**Partes del ejercicio:**
**a.** ¿Con qué compara Moinar a los idols según el texto sobre el otaku malinchista?
**b.** Enumera todos los recursos con los que, según el texto sobre el otaku malinchista, los idols llevan más allá el canon occidental de belleza.
**c.** Prolonga el texto sobre el otaku malinchista a partir de su última oración.

**Pasaje proporcionado:**
========================

El otaku malinchista
En el caso de que se pueda dejar de lado esta creencia que infantiliza a personas y actividades —volviéndolas inaceptables para determinadas edades— los gustos personales se enfrentan a un choque cultural. Cuando las visiones culturales y sociales de Occidente y Oriente se encuentran, no suelen hacerlo de buena manera. Los ideales y forma de vida de uno se contraponen en relación con las del otro. Los estereotipos se corrompen y alteran al grado de que las visiones generales de cada uno parecen irreconciliables. Incluso cuando existen múltiples puntos en los que superficialmente parecen coincidir con nuestra cultura, como lo son la imposición de roles de género, una mentalidad religiosa y una sociedad tradicionalista, no hay mucho más allá que desarrolle lazos que vinculen a ambas culturas. Aspectos básicos como los estereotipos de belleza son invertidos de forma agresiva de un extremo al otro del planeta.
Al no ser capaces de conciliar estas diferencias, se recurre al rechazo y la burla en torno a aquello que no se puede entender. Las personas que logran dejar de lado las primeras impresiones, aquellas que en lugar de desagrado o repulsión experimentan interés, se ven encasillados en el molde de otakus y los que se atreven a llevar esta fascinación un poco más lejos son clasificados como malinchistas. Tal parece que habitamos en una sociedad que pretende ensimismarse, que prefiere regodearse en sus carencias en lugar de solucionarlas y que ignora visones diferentes. Pero aun así existe esta interacción. Es gracias a esto que existen grandes sagas de anime dobladas al español, que algunos canales de televisión se dediquen solo a la emisión de doramas, o que los grupos de k-pop puedan obtener certificaciones de oro o platino en países de América Latina.
Aquello que suele generar más “desagrado” con respecto a la industria del k-pop es, sin lugar a duda, la apariencia de los integrantes de los grupos, los llamados idols «son una especie de versión asiática de los bellos elfos nórdicos de J.R.R. Tolkien» (Moinar, 2014; 161). Ellos trasgreden el canon occidental de belleza y lo llevan un poco más allá con el uso de maquillaje, cabello colorido, vestimentas estrambóticas y coreografías que desafían los límites de la coordinación humana. Es por su aspecto que comienza la lluvia de comentarios negativos, pues se asume que los cantantes y bailarines de esta industria solo son bien parecidos y que carecen de cualquier talento artístico. Si bien es cierto que no todos los que debutan tienen el mismo nivel de habilidades, también es cierto que todos los aspirantes a idol se enfrentan a un entrenamiento multidisciplinario que no se compara en nada con la formación de los artistas occidentales.

========================

**Contenido del conjunto:**
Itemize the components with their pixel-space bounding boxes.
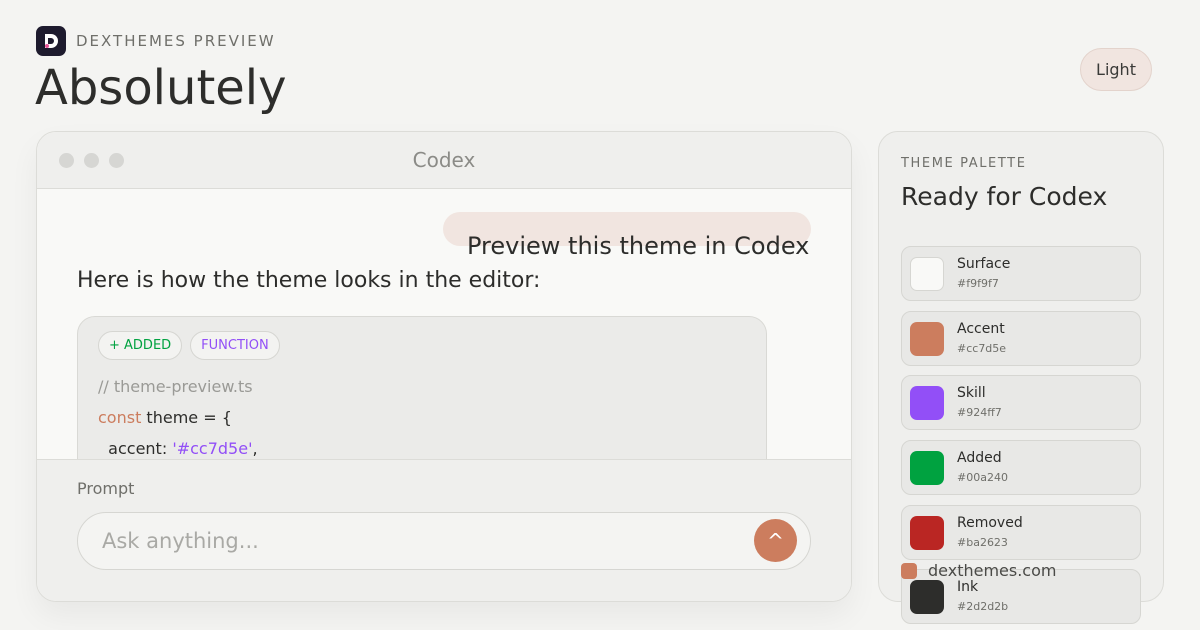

========================

**Resultados en orden:**
**a.** Con una especie de versión asiática de los bellos elfos nórdicos de J.R.R. Tolkien.

**b.** Maquillaje, cabello colorido, vestimentas estrambóticas y coreografías que desafían los límites de la coordinación humana.

**c.**
Los idols son cantantes, actores, modelos, compositores, letristas, bailarines y conductores. Están moldeados dentro de los estándares más altos de disciplina y moralidad. Son el ejemplo a seguir de una gran porción de la población joven de Corea del Sur y múltiples países en Asia. Su formación y trabajo, sin caer en la exageración, sobrepasa por mucho la de la mayoría de los artistas occidentales.
La cultura coreana exige una vigencia constante, es debido a esta demanda que los grupos de k-pop sacan material cada pocos meses —desde una canción especial hasta un mini álbum— lo que implica conciertos y promociones en programas musicales. Aun así, enfrentan múltiples críticas. Los occidentales cuestionan su capacidad vocal, sus habilidades de danza, y sienten frustración debido a la tendencia experimental que conlleva el permanecer vigente para las personas de su país —no parecen soportar que cambien de género musical cada pocas canciones, y que transformen repetidamente su identidad—.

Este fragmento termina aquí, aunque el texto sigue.